### WORK TO DO
Return each line of the material verbatim.

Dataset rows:
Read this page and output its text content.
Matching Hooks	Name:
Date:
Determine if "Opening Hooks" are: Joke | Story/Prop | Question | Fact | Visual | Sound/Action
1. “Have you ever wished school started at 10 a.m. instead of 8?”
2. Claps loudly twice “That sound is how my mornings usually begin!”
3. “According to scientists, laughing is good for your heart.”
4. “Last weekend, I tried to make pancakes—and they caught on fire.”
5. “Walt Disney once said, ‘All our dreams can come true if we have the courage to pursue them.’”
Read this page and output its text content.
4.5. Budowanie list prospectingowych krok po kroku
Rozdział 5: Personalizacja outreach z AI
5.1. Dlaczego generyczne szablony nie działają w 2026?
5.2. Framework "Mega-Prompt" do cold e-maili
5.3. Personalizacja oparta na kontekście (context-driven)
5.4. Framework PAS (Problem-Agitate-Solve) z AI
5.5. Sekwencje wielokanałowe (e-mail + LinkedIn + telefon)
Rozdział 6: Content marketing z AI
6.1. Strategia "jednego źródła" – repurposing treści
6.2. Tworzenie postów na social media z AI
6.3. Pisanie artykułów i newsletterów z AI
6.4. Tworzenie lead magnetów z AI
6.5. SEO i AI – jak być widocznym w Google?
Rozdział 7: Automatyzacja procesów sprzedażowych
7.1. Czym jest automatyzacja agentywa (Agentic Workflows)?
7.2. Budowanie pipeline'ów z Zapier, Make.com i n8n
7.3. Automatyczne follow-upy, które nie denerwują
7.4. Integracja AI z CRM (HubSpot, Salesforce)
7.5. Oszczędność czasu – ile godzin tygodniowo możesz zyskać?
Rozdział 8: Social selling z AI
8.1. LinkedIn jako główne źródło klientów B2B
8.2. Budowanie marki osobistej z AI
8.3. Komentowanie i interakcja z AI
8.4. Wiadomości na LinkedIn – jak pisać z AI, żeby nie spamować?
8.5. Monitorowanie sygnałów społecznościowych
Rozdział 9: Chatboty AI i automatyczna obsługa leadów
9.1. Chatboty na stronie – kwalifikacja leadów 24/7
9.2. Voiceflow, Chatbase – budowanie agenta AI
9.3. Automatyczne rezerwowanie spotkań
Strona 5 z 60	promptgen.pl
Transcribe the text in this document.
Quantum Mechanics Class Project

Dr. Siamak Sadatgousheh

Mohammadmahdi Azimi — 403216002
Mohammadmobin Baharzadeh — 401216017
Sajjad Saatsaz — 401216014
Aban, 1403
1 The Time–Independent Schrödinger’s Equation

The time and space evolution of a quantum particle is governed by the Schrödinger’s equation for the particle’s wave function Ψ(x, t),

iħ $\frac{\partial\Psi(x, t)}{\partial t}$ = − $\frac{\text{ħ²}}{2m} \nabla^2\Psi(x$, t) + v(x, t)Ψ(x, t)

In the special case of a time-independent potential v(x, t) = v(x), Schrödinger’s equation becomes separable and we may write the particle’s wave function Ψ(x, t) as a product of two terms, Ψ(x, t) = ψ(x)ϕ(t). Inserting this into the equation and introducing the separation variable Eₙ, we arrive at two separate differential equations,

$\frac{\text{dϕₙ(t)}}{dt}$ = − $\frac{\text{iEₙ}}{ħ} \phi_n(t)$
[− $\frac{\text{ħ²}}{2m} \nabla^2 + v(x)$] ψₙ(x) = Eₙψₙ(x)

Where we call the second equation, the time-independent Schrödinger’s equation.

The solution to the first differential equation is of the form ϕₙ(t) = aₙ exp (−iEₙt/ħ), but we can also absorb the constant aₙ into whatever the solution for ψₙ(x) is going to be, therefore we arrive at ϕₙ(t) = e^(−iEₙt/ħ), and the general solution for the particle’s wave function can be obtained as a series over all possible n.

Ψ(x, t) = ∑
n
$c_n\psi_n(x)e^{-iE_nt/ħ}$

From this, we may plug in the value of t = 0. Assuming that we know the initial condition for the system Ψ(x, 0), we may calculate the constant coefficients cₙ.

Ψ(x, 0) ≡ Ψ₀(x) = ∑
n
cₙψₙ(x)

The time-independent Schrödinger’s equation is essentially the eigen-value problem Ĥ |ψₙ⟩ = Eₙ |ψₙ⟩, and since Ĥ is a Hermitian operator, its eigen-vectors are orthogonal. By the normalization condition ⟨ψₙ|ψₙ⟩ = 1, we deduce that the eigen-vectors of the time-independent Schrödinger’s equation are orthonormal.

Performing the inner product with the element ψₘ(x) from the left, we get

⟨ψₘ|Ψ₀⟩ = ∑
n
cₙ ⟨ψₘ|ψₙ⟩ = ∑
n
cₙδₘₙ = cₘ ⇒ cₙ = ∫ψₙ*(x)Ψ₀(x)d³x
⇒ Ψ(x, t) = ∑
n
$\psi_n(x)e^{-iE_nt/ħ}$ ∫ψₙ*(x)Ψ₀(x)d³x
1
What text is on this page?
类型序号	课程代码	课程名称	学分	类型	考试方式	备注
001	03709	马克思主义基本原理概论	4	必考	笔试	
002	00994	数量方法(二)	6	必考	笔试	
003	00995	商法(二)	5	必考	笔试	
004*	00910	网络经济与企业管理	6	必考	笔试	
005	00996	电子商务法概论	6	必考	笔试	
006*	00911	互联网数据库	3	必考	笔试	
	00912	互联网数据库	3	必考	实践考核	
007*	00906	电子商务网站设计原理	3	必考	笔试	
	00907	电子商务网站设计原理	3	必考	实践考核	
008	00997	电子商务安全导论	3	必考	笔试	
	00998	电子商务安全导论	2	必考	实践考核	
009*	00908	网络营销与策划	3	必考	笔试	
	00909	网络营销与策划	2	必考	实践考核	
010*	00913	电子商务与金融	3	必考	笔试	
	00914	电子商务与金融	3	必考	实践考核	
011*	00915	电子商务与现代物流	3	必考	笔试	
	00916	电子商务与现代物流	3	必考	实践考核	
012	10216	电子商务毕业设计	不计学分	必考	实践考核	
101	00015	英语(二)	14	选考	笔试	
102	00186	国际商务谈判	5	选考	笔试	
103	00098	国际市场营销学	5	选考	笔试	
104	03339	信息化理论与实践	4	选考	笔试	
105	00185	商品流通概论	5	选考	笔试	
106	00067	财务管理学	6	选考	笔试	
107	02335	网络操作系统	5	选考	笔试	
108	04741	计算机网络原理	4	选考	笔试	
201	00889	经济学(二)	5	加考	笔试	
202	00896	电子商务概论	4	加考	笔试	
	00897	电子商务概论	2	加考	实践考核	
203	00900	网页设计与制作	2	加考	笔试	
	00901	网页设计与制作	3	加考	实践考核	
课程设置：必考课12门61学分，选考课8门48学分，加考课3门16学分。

### ANSWER TO THIS PROBLEM
Read this page and output its text content.
Matching Hooks	Name:
Date:
Determine if "Opening Hooks" are: Joke | Story/Prop | Question | Fact | Visual | Sound/Action
1. “Have you ever wished school started at 10 a.m. instead of 8?”
2. Claps loudly twice “That sound is how my mornings usually begin!”
3. “According to scientists, laughing is good for your heart.”
4. “Last weekend, I tried to make pancakes—and they caught on fire.”
5. “Walt Disney once said, ‘All our dreams can come true if we have the courage to pursue them.’”
Read this page and output its text content.
4.5. Budowanie list prospectingowych krok po kroku
Rozdział 5: Personalizacja outreach z AI
5.1. Dlaczego generyczne szablony nie działają w 2026?
5.2. Framework "Mega-Prompt" do cold e-maili
5.3. Personalizacja oparta na kontekście (context-driven)
5.4. Framework PAS (Problem-Agitate-Solve) z AI
5.5. Sekwencje wielokanałowe (e-mail + LinkedIn + telefon)
Rozdział 6: Content marketing z AI
6.1. Strategia "jednego źródła" – repurposing treści
6.2. Tworzenie postów na social media z AI
6.3. Pisanie artykułów i newsletterów z AI
6.4. Tworzenie lead magnetów z AI
6.5. SEO i AI – jak być widocznym w Google?
Rozdział 7: Automatyzacja procesów sprzedażowych
7.1. Czym jest automatyzacja agentywa (Agentic Workflows)?
7.2. Budowanie pipeline'ów z Zapier, Make.com i n8n
7.3. Automatyczne follow-upy, które nie denerwują
7.4. Integracja AI z CRM (HubSpot, Salesforce)
7.5. Oszczędność czasu – ile godzin tygodniowo możesz zyskać?
Rozdział 8: Social selling z AI
8.1. LinkedIn jako główne źródło klientów B2B
8.2. Budowanie marki osobistej z AI
8.3. Komentowanie i interakcja z AI
8.4. Wiadomości na LinkedIn – jak pisać z AI, żeby nie spamować?
8.5. Monitorowanie sygnałów społecznościowych
Rozdział 9: Chatboty AI i automatyczna obsługa leadów
9.1. Chatboty na stronie – kwalifikacja leadów 24/7
9.2. Voiceflow, Chatbase – budowanie agenta AI
9.3. Automatyczne rezerwowanie spotkań
Strona 5 z 60	promptgen.pl
Transcribe the text in this document.
Quantum Mechanics Class Project

Dr. Siamak Sadatgousheh

Mohammadmahdi Azimi — 403216002
Mohammadmobin Baharzadeh — 401216017
Sajjad Saatsaz — 401216014
Aban, 1403
1 The Time–Independent Schrödinger’s Equation

The time and space evolution of a quantum particle is governed by the Schrödinger’s equation for the particle’s wave function Ψ(x, t),

iħ $\frac{\partial\Psi(x, t)}{\partial t}$ = − $\frac{\text{ħ²}}{2m} \nabla^2\Psi(x$, t) + v(x, t)Ψ(x, t)

In the special case of a time-independent potential v(x, t) = v(x), Schrödinger’s equation becomes separable and we may write the particle’s wave function Ψ(x, t) as a product of two terms, Ψ(x, t) = ψ(x)ϕ(t). Inserting this into the equation and introducing the separation variable Eₙ, we arrive at two separate differential equations,

$\frac{\text{dϕₙ(t)}}{dt}$ = − $\frac{\text{iEₙ}}{ħ} \phi_n(t)$
[− $\frac{\text{ħ²}}{2m} \nabla^2 + v(x)$] ψₙ(x) = Eₙψₙ(x)

Where we call the second equation, the time-independent Schrödinger’s equation.

The solution to the first differential equation is of the form ϕₙ(t) = aₙ exp (−iEₙt/ħ), but we can also absorb the constant aₙ into whatever the solution for ψₙ(x) is going to be, therefore we arrive at ϕₙ(t) = e^(−iEₙt/ħ), and the general solution for the particle’s wave function can be obtained as a series over all possible n.

Ψ(x, t) = ∑
n
$c_n\psi_n(x)e^{-iE_nt/ħ}$

From this, we may plug in the value of t = 0. Assuming that we know the initial condition for the system Ψ(x, 0), we may calculate the constant coefficients cₙ.

Ψ(x, 0) ≡ Ψ₀(x) = ∑
n
cₙψₙ(x)

The time-independent Schrödinger’s equation is essentially the eigen-value problem Ĥ |ψₙ⟩ = Eₙ |ψₙ⟩, and since Ĥ is a Hermitian operator, its eigen-vectors are orthogonal. By the normalization condition ⟨ψₙ|ψₙ⟩ = 1, we deduce that the eigen-vectors of the time-independent Schrödinger’s equation are orthonormal.

Performing the inner product with the element ψₘ(x) from the left, we get

⟨ψₘ|Ψ₀⟩ = ∑
n
cₙ ⟨ψₘ|ψₙ⟩ = ∑
n
cₙδₘₙ = cₘ ⇒ cₙ = ∫ψₙ*(x)Ψ₀(x)d³x
⇒ Ψ(x, t) = ∑
n
$\psi_n(x)e^{-iE_nt/ħ}$ ∫ψₙ*(x)Ψ₀(x)d³x
1
What text is on this page?
类型序号	课程代码	课程名称	学分	类型	考试方式	备注
001	03709	马克思主义基本原理概论	4	必考	笔试	
002	00994	数量方法(二)	6	必考	笔试	
003	00995	商法(二)	5	必考	笔试	
004*	00910	网络经济与企业管理	6	必考	笔试	
005	00996	电子商务法概论	6	必考	笔试	
006*	00911	互联网数据库	3	必考	笔试	
	00912	互联网数据库	3	必考	实践考核	
007*	00906	电子商务网站设计原理	3	必考	笔试	
	00907	电子商务网站设计原理	3	必考	实践考核	
008	00997	电子商务安全导论	3	必考	笔试	
	00998	电子商务安全导论	2	必考	实践考核	
009*	00908	网络营销与策划	3	必考	笔试	
	00909	网络营销与策划	2	必考	实践考核	
010*	00913	电子商务与金融	3	必考	笔试	
	00914	电子商务与金融	3	必考	实践考核	
011*	00915	电子商务与现代物流	3	必考	笔试	
	00916	电子商务与现代物流	3	必考	实践考核	
012	10216	电子商务毕业设计	不计学分	必考	实践考核	
101	00015	英语(二)	14	选考	笔试	
102	00186	国际商务谈判	5	选考	笔试	
103	00098	国际市场营销学	5	选考	笔试	
104	03339	信息化理论与实践	4	选考	笔试	
105	00185	商品流通概论	5	选考	笔试	
106	00067	财务管理学	6	选考	笔试	
107	02335	网络操作系统	5	选考	笔试	
108	04741	计算机网络原理	4	选考	笔试	
201	00889	经济学(二)	5	加考	笔试	
202	00896	电子商务概论	4	加考	笔试	
	00897	电子商务概论	2	加考	实践考核	
203	00900	网页设计与制作	2	加考	笔试	
	00901	网页设计与制作	3	加考	实践考核	
课程设置：必考课12门61学分，选考课8门48学分，加考课3门16学分。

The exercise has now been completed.